### TASK BRIEF
Your task is to copy every record exactly.

[START]

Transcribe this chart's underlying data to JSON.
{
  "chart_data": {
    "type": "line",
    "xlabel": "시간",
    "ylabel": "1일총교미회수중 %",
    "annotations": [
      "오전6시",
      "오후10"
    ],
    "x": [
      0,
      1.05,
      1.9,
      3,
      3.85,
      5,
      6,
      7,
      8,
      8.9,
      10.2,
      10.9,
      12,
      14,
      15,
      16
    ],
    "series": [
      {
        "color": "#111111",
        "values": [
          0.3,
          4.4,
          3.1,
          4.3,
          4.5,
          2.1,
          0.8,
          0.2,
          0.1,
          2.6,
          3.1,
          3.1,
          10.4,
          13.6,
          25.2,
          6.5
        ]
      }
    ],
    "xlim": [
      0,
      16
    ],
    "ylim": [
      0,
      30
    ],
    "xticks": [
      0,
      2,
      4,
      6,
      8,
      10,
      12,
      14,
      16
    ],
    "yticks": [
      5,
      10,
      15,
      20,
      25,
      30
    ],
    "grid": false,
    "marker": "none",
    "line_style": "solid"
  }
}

[END]

### THE RESULT
Transcribe this chart's underlying data to JSON.
{
  "chart_data": {
    "type": "line",
    "xlabel": "시간",
    "ylabel": "1일총교미회수중 %",
    "annotations": [
      "오전6시",
      "오후10"
    ],
    "x": [
      0,
      1.05,
      1.9,
      3,
      3.85,
      5,
      6,
      7,
      8,
      8.9,
      10.2,
      10.9,
      12,
      14,
      15,
      16
    ],
    "series": [
      {
        "color": "#111111",
        "values": [
          0.3,
          4.4,
          3.1,
          4.3,
          4.5,
          2.1,
          0.8,
          0.2,
          0.1,
          2.6,
          3.1,
          3.1,
          10.4,
          13.6,
          25.2,
          6.5
        ]
      }
    ],
    "xlim": [
      0,
      16
    ],
    "ylim": [
      0,
      30
    ],
    "xticks": [
      0,
      2,
      4,
      6,
      8,
      10,
      12,
      14,
      16
    ],
    "yticks": [
      5,
      10,
      15,
      20,
      25,
      30
    ],
    "grid": false,
    "marker": "none",
    "line_style": "solid"
  }
}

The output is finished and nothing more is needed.